(Records excerpted from a collection)

• • • • • • •

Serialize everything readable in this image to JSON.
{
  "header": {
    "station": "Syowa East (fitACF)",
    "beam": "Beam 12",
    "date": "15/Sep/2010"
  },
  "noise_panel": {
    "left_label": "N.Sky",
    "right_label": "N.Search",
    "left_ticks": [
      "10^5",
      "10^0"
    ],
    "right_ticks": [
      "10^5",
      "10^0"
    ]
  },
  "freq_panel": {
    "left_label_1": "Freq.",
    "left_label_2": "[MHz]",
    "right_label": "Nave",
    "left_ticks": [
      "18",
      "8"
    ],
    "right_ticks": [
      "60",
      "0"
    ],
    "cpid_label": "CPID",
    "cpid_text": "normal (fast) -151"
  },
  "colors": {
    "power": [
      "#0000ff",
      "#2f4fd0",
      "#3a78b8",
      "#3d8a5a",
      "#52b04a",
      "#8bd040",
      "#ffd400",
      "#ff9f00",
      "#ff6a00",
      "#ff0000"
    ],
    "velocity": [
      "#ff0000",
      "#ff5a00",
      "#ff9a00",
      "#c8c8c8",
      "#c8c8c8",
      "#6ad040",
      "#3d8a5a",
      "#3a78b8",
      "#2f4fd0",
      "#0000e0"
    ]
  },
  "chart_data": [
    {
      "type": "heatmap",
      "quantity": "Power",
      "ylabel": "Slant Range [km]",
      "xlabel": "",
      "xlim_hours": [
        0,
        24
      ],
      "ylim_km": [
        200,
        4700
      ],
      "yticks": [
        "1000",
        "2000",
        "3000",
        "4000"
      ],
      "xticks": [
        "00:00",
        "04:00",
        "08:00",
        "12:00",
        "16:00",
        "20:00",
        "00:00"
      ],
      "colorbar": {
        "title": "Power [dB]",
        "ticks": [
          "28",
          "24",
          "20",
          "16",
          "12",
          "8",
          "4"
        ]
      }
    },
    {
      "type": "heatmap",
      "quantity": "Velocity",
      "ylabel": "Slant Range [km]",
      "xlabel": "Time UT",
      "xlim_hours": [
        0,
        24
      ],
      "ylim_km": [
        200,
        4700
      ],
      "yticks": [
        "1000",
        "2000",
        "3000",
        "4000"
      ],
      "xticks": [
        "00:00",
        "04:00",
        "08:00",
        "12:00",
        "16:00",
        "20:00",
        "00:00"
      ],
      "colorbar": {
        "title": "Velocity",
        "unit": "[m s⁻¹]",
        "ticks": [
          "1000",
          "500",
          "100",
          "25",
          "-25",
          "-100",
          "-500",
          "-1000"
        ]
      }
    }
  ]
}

• • • • • • •

> **Required task**:
Copy out all of the data exactly, leaving nothing out.

> **Completed exercise**:
Serialize everything readable in this image to JSON.
{
  "header": {
    "station": "Syowa East (fitACF)",
    "beam": "Beam 12",
    "date": "15/Sep/2010"
  },
  "noise_panel": {
    "left_label": "N.Sky",
    "right_label": "N.Search",
    "left_ticks": [
      "10^5",
      "10^0"
    ],
    "right_ticks": [
      "10^5",
      "10^0"
    ]
  },
  "freq_panel": {
    "left_label_1": "Freq.",
    "left_label_2": "[MHz]",
    "right_label": "Nave",
    "left_ticks": [
      "18",
      "8"
    ],
    "right_ticks": [
      "60",
      "0"
    ],
    "cpid_label": "CPID",
    "cpid_text": "normal (fast) -151"
  },
  "colors": {
    "power": [
      "#0000ff",
      "#2f4fd0",
      "#3a78b8",
      "#3d8a5a",
      "#52b04a",
      "#8bd040",
      "#ffd400",
      "#ff9f00",
      "#ff6a00",
      "#ff0000"
    ],
    "velocity": [
      "#ff0000",
      "#ff5a00",
      "#ff9a00",
      "#c8c8c8",
      "#c8c8c8",
      "#6ad040",
      "#3d8a5a",
      "#3a78b8",
      "#2f4fd0",
      "#0000e0"
    ]
  },
  "chart_data": [
    {
      "type": "heatmap",
      "quantity": "Power",
      "ylabel": "Slant Range [km]",
      "xlabel": "",
      "xlim_hours": [
        0,
        24
      ],
      "ylim_km": [
        200,
        4700
      ],
      "yticks": [
        "1000",
        "2000",
        "3000",
        "4000"
      ],
      "xticks": [
        "00:00",
        "04:00",
        "08:00",
        "12:00",
        "16:00",
        "20:00",
        "00:00"
      ],
      "colorbar": {
        "title": "Power [dB]",
        "ticks": [
          "28",
          "24",
          "20",
          "16",
          "12",
          "8",
          "4"
        ]
      }
    },
    {
      "type": "heatmap",
      "quantity": "Velocity",
      "ylabel": "Slant Range [km]",
      "xlabel": "Time UT",
      "xlim_hours": [
        0,
        24
      ],
      "ylim_km": [
        200,
        4700
      ],
      "yticks": [
        "1000",
        "2000",
        "3000",
        "4000"
      ],
      "xticks": [
        "00:00",
        "04:00",
        "08:00",
        "12:00",
        "16:00",
        "20:00",
        "00:00"
      ],
      "colorbar": {
        "title": "Velocity",
        "unit": "[m s⁻¹]",
        "ticks": [
          "1000",
          "500",
          "100",
          "25",
          "-25",
          "-100",
          "-500",
          "-1000"
        ]
      }
    }
  ]
}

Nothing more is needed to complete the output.